→ **EXERCISE INSTRUCTIONS**: Show all lines from the listing below that contain "Environmental".

Rows from a dataset:
--

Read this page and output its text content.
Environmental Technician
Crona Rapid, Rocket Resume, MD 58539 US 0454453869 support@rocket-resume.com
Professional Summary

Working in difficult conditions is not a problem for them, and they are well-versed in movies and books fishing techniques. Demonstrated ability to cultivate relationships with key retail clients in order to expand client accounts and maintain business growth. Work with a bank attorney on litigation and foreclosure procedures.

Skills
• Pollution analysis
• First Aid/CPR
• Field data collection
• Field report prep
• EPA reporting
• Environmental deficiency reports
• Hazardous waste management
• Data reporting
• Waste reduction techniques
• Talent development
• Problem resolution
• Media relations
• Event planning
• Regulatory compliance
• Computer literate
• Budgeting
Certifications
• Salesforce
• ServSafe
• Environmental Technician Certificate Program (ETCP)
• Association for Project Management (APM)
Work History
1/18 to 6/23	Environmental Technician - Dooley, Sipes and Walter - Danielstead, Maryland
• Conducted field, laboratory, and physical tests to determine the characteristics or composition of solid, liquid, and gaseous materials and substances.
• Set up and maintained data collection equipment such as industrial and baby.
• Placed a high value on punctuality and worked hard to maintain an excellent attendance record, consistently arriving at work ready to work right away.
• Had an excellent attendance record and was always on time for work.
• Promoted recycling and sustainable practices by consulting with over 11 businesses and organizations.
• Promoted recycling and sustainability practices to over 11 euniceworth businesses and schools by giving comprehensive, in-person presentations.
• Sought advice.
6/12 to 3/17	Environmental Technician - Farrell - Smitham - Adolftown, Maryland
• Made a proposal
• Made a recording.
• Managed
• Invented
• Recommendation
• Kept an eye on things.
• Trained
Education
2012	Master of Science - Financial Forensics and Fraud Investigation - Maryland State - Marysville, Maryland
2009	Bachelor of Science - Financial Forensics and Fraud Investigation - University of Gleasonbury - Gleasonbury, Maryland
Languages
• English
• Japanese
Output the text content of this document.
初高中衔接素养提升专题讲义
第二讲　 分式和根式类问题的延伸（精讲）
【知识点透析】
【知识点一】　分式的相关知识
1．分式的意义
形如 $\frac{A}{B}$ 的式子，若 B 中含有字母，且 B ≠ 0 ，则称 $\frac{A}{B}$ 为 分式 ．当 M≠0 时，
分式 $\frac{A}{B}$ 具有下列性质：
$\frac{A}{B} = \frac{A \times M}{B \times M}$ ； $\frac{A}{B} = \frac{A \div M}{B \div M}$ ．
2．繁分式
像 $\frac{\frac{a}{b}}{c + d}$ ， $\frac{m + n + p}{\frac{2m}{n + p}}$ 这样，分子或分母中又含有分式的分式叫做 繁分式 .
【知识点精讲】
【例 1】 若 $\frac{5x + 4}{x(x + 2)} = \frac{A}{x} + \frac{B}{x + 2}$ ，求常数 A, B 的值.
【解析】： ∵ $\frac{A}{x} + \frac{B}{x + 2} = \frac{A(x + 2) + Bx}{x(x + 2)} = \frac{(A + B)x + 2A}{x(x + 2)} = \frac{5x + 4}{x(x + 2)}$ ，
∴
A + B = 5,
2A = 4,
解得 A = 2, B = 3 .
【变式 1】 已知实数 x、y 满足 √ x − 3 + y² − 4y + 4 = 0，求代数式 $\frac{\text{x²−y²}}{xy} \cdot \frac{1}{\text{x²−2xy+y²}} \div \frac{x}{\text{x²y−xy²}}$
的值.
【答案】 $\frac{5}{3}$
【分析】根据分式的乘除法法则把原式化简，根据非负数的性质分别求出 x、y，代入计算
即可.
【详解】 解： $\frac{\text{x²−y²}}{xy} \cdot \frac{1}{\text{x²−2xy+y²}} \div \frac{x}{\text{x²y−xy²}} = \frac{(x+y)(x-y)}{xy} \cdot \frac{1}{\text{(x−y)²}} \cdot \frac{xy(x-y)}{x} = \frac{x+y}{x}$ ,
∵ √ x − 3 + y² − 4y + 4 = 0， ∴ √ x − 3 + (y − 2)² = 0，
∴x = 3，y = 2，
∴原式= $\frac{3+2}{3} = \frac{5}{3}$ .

--

→ **THE SOLUTION**:
Environmental Technician
• Environmental deficiency reports
• Environmental Technician Certificate Program (ETCP)
1/18 to 6/23	Environmental Technician - Dooley, Sipes and Walter - Danielstead, Maryland
6/12 to 3/17	Environmental Technician - Farrell - Smitham - Adolftown, Maryland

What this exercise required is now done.